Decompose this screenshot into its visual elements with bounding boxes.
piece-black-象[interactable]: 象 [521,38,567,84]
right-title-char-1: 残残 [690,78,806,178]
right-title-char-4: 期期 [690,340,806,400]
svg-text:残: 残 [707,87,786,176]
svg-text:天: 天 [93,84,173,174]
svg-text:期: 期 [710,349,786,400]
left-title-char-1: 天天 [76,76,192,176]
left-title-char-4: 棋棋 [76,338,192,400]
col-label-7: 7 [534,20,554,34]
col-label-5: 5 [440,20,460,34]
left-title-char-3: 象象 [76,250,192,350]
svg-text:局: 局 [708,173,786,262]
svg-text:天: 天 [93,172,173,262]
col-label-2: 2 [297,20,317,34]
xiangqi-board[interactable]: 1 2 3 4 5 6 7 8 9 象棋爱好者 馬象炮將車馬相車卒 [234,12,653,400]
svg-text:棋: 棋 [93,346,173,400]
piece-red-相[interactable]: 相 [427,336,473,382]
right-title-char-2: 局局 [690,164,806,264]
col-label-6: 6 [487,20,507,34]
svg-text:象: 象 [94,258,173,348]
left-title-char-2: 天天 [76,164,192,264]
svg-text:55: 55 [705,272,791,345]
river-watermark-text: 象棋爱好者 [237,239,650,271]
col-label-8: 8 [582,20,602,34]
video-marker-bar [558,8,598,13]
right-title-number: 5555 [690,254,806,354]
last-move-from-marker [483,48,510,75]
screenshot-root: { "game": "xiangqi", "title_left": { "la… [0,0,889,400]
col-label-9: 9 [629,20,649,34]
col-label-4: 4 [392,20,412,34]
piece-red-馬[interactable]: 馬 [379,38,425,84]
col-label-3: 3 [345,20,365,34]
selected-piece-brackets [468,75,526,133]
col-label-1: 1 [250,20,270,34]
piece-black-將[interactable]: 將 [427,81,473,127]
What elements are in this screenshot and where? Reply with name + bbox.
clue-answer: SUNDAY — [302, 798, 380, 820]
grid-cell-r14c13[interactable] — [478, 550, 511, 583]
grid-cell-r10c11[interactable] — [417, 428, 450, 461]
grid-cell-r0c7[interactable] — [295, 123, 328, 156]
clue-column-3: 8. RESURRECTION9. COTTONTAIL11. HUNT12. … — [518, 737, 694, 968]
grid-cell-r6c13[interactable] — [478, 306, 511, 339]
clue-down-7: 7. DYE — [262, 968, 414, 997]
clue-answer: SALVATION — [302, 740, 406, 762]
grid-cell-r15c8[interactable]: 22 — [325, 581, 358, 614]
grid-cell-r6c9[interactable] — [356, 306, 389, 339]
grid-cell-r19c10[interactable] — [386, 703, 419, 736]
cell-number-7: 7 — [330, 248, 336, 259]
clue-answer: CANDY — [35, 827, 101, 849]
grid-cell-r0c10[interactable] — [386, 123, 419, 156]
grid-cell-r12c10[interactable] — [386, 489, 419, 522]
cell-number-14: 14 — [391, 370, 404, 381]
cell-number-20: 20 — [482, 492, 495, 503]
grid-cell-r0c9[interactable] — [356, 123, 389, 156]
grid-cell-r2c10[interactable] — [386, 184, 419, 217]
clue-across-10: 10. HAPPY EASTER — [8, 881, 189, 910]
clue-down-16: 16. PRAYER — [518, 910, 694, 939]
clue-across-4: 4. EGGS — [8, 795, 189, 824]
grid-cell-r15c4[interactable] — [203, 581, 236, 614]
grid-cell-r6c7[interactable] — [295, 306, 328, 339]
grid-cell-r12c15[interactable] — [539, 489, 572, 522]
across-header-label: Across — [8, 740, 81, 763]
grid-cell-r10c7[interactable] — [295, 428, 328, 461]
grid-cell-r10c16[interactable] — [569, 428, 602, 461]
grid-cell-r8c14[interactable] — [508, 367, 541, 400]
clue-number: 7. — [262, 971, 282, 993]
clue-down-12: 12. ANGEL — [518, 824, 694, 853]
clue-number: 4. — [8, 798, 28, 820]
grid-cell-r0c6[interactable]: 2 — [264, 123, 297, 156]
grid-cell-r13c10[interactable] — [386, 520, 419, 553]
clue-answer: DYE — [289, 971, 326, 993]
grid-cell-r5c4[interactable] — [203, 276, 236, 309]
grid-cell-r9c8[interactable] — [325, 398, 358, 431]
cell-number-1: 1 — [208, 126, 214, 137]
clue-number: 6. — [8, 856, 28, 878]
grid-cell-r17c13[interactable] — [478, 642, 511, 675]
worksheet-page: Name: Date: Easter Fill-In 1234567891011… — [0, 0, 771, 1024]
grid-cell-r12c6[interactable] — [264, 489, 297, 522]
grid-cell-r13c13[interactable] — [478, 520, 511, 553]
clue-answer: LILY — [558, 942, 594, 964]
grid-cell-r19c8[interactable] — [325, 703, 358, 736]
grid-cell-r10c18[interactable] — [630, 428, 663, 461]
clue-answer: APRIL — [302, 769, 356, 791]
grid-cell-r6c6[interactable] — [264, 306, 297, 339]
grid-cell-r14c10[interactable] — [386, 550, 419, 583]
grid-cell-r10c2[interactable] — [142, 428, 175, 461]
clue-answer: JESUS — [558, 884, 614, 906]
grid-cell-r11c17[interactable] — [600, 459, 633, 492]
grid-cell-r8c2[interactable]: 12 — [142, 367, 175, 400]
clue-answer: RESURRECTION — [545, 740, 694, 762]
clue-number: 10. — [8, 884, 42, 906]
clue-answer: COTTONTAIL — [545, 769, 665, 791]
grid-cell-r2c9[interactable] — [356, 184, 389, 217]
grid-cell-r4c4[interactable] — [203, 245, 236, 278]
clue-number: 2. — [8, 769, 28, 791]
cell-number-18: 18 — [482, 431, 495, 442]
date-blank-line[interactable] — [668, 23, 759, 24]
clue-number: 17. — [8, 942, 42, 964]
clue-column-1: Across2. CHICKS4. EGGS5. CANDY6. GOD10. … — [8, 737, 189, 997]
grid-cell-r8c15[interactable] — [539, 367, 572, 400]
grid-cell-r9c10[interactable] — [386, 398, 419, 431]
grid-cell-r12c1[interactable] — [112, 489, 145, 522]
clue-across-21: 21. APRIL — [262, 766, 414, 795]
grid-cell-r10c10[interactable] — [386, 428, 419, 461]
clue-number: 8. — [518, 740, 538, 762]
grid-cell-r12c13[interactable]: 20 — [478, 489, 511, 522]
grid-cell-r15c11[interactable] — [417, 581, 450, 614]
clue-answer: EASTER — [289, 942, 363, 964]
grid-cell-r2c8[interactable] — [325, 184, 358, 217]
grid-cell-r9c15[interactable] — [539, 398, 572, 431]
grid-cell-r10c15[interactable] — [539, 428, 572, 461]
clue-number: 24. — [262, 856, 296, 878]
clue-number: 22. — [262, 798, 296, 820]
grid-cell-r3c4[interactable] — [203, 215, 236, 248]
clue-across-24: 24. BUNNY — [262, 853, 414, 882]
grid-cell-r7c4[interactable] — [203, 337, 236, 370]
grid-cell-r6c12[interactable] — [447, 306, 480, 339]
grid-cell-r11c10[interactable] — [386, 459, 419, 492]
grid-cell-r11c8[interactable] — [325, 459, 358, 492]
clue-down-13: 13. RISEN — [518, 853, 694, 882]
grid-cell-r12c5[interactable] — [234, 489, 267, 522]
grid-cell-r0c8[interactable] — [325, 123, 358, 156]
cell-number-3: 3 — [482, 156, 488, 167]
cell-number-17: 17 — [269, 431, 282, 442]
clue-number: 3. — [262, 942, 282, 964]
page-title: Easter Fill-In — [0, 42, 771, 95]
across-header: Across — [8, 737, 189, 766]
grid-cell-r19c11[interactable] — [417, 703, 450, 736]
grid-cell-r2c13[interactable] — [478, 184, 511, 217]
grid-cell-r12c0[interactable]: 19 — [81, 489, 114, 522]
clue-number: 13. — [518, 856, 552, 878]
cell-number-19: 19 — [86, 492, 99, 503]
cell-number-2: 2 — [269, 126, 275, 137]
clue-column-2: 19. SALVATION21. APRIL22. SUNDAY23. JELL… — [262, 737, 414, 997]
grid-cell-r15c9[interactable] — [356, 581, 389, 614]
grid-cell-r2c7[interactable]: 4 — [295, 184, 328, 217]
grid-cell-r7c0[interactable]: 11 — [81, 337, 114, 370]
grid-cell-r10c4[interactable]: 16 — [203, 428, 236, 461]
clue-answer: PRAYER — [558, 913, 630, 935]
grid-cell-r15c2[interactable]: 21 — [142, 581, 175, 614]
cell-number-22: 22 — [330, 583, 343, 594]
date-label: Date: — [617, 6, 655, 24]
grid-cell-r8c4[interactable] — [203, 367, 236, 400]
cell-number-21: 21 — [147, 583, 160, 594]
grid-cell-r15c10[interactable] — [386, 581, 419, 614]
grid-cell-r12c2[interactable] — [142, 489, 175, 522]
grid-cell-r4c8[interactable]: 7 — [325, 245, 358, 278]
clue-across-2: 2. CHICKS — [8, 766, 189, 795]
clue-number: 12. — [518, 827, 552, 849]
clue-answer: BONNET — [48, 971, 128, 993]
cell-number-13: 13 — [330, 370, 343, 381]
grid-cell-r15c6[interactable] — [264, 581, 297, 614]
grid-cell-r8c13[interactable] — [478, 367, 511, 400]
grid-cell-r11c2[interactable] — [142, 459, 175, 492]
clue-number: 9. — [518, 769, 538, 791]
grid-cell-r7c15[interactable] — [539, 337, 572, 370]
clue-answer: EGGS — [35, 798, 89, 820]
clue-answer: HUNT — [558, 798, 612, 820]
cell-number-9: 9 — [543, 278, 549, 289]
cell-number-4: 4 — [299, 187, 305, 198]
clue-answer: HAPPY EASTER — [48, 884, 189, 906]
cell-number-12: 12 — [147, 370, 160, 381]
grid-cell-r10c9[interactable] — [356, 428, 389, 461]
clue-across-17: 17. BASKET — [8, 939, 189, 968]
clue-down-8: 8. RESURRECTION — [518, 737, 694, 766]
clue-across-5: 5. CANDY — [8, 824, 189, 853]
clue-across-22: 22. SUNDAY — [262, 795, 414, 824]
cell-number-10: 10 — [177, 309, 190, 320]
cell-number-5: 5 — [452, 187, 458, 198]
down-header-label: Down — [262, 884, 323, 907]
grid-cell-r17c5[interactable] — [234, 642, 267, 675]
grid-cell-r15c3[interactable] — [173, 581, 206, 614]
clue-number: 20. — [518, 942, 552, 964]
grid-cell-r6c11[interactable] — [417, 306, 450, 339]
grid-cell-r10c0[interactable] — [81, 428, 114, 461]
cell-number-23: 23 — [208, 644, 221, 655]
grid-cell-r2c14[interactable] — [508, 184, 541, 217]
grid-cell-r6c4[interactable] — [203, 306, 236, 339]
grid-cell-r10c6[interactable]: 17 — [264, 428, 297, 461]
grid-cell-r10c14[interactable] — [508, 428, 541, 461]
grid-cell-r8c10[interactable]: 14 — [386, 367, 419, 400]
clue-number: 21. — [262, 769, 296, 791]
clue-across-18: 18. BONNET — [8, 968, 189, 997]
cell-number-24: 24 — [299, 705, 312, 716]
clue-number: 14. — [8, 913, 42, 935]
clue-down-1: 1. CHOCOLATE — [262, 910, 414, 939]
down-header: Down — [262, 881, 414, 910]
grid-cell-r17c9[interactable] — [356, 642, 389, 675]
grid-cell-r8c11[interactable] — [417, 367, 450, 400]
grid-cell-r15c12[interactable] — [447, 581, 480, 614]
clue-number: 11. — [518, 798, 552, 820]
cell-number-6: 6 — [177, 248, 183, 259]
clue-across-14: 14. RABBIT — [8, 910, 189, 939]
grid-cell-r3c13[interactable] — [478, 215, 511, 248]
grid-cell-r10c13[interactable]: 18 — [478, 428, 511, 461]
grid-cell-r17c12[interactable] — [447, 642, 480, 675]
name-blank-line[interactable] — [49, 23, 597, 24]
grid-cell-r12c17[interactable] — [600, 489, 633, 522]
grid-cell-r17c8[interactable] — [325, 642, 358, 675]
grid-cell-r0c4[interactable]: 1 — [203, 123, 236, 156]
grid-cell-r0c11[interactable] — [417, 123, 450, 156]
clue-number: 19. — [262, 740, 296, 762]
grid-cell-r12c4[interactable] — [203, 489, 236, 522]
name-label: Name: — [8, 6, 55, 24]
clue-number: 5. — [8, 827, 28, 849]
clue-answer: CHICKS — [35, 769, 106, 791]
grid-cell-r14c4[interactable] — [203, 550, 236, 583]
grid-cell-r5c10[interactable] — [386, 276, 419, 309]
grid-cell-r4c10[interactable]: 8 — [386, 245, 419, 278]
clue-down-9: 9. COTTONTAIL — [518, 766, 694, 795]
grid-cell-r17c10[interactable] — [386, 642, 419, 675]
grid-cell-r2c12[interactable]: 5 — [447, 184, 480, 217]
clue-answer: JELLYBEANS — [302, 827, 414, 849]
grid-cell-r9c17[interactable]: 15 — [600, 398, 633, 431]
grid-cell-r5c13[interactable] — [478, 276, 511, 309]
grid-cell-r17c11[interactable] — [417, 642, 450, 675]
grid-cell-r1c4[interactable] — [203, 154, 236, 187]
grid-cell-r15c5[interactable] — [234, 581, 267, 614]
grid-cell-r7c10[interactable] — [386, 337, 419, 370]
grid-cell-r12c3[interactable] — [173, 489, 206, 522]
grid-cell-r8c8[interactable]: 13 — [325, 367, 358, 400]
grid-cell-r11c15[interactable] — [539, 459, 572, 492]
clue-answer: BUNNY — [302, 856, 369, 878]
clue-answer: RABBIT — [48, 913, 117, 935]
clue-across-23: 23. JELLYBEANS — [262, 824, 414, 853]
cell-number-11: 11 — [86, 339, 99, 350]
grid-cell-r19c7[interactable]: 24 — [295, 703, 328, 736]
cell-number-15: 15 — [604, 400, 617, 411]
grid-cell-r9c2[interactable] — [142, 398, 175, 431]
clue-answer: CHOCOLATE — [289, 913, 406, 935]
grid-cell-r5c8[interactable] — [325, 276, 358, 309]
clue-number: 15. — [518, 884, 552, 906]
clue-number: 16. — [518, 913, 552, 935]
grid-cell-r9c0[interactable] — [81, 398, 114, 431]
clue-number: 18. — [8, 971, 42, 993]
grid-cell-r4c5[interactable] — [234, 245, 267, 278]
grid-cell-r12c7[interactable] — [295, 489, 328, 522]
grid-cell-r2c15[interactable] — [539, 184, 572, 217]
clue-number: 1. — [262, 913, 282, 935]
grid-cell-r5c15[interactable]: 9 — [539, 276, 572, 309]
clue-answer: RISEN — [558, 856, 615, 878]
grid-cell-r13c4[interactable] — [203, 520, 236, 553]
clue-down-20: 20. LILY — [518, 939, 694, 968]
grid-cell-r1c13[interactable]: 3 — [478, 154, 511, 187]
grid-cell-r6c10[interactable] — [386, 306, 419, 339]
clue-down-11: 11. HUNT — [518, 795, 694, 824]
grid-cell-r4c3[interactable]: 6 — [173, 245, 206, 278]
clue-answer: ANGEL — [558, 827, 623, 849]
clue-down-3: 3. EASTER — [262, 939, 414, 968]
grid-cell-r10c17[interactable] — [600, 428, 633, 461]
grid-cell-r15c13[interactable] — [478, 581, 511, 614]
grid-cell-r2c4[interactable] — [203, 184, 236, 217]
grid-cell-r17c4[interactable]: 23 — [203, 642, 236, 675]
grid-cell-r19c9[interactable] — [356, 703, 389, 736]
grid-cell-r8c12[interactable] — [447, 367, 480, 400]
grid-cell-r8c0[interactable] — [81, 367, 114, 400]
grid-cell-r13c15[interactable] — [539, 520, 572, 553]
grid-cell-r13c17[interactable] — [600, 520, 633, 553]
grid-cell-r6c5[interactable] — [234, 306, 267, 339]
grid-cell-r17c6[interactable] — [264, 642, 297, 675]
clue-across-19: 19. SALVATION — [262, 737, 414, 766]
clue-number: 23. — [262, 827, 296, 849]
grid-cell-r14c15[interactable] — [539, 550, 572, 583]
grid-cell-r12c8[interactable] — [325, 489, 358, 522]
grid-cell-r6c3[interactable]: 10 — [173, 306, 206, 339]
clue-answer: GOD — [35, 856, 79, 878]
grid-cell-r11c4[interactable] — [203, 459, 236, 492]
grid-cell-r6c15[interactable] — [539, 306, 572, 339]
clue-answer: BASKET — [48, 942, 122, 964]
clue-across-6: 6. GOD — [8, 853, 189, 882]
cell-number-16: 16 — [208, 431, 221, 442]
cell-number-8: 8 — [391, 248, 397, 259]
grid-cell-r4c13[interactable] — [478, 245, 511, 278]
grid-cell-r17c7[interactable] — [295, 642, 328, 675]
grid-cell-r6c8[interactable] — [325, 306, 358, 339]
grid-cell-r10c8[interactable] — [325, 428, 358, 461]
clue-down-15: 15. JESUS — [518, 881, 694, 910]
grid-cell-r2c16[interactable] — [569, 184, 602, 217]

________

**Problem details:** Count the lines in the rows above that contain the string "column", and reply with the number alone.

**Right answer:** 3